** Problem requirements **
Pick out each line below containing "Lipſiæ".

>> start

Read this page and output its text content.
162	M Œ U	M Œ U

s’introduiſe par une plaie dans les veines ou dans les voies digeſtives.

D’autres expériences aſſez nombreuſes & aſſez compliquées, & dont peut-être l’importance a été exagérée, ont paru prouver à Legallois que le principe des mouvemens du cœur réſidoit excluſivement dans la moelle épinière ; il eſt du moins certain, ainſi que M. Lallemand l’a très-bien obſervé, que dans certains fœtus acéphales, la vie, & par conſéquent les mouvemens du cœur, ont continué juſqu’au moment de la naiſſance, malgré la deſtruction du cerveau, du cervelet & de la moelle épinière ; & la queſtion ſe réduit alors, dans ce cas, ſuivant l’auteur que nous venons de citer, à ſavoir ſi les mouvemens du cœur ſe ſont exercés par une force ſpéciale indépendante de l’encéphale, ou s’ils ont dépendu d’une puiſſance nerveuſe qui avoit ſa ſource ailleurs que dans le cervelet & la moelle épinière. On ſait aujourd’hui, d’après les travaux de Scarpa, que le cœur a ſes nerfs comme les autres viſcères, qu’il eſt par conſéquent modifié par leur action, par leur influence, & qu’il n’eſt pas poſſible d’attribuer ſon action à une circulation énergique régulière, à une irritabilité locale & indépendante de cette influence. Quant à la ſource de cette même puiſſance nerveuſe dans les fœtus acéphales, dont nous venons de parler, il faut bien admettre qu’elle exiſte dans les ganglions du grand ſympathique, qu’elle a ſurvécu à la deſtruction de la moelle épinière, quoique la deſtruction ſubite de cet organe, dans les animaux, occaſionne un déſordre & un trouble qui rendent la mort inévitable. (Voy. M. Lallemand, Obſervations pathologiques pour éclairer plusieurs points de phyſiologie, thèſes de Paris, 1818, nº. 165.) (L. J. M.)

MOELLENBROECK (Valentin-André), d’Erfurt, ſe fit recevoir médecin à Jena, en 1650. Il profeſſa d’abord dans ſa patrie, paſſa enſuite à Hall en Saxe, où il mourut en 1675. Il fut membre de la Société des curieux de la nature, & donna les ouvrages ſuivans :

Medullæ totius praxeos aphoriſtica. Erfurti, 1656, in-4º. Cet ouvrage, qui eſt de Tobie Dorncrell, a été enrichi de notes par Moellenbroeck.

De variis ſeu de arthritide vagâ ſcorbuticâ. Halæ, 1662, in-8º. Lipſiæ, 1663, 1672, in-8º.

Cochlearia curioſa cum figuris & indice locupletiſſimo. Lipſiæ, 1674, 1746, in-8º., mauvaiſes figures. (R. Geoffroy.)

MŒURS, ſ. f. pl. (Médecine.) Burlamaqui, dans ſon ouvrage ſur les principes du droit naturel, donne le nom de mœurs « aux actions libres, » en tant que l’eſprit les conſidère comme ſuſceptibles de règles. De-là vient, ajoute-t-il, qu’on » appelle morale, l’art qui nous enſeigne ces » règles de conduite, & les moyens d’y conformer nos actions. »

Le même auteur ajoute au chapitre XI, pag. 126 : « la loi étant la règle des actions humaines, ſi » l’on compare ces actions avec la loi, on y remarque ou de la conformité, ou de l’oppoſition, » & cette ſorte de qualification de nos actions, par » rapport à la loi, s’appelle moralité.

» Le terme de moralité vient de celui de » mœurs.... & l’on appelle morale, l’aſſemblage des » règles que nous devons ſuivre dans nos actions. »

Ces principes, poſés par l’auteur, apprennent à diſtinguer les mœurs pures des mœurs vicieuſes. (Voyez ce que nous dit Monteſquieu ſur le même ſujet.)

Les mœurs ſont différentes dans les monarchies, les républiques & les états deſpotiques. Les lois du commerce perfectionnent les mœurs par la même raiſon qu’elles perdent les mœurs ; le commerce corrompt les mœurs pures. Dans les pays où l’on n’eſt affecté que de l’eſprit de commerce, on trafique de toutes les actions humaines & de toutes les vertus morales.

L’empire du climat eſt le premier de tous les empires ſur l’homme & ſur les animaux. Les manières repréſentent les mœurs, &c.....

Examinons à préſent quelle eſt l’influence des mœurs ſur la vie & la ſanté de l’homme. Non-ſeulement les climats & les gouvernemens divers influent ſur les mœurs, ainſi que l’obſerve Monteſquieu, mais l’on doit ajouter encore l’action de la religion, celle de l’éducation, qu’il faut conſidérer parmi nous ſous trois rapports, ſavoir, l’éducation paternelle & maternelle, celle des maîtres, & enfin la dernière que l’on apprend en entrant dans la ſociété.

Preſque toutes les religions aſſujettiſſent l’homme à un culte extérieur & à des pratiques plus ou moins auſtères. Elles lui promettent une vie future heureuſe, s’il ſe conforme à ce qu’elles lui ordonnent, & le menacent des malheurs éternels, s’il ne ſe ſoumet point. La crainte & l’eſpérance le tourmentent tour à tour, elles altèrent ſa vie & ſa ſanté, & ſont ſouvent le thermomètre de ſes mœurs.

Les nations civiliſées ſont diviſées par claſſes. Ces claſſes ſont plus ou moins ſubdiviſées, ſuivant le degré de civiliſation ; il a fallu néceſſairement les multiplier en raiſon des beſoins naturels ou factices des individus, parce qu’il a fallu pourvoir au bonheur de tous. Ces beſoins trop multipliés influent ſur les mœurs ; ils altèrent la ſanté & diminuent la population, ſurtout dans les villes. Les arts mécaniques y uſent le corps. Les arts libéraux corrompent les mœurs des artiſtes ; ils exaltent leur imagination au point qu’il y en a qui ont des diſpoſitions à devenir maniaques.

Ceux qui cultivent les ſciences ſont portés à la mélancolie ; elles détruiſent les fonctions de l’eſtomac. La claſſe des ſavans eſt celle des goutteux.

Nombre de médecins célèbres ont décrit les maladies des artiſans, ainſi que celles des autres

>> end

** Complete answer **
De variis ſeu de arthritide vagâ ſcorbuticâ. Halæ, 1662, in-8º. Lipſiæ, 1663, 1672, in-8º.
Cochlearia curioſa cum figuris & indice locupletiſſimo. Lipſiæ, 1674, 1746, in-8º., mauvaiſes figures. (R. Geoffroy.)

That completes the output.